(Dataset items)
[Start]
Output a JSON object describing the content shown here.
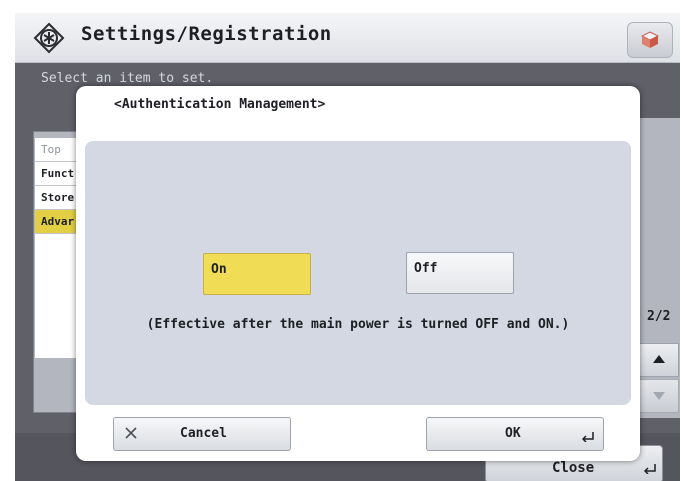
{
  "header": {
    "title": "Settings/Registration",
    "icon": "settings-star-icon",
    "corner_button_icon": "cube-icon"
  },
  "subtitle": "Select an item to set.",
  "background_list": {
    "items": [
      {
        "label": "Top"
      },
      {
        "label": "Funct"
      },
      {
        "label": "Store"
      },
      {
        "label": "Advar",
        "highlighted": true
      }
    ]
  },
  "pager": {
    "indicator": "2/2",
    "up_icon": "arrow-up-icon",
    "down_icon": "arrow-down-icon"
  },
  "footer": {
    "close_label": "Close"
  },
  "dialog": {
    "title": "<Authentication Management>",
    "options": [
      {
        "label": "On",
        "selected": true
      },
      {
        "label": "Off",
        "selected": false
      }
    ],
    "note": "(Effective after the main power is turned OFF and ON.)",
    "cancel_label": "Cancel",
    "ok_label": "OK"
  },
  "colors": {
    "selected_option": "#f1dc55",
    "panel": "#d3d8e2",
    "screen_bg": "#5f6068"
  }
}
[End]
_YOUR INSTRUCTIONS:_ All entries are to be retyped exactly. Omit any embedded images.

_COMPLETE RESPONSE:_
Output a JSON object describing the content shown here.
{
  "header": {
    "title": "Settings/Registration",
    "icon": "settings-star-icon",
    "corner_button_icon": "cube-icon"
  },
  "subtitle": "Select an item to set.",
  "background_list": {
    "items": [
      {
        "label": "Top"
      },
      {
        "label": "Funct"
      },
      {
        "label": "Store"
      },
      {
        "label": "Advar",
        "highlighted": true
      }
    ]
  },
  "pager": {
    "indicator": "2/2",
    "up_icon": "arrow-up-icon",
    "down_icon": "arrow-down-icon"
  },
  "footer": {
    "close_label": "Close"
  },
  "dialog": {
    "title": "<Authentication Management>",
    "options": [
      {
        "label": "On",
        "selected": true
      },
      {
        "label": "Off",
        "selected": false
      }
    ],
    "note": "(Effective after the main power is turned OFF and ON.)",
    "cancel_label": "Cancel",
    "ok_label": "OK"
  },
  "colors": {
    "selected_option": "#f1dc55",
    "panel": "#d3d8e2",
    "screen_bg": "#5f6068"
  }
}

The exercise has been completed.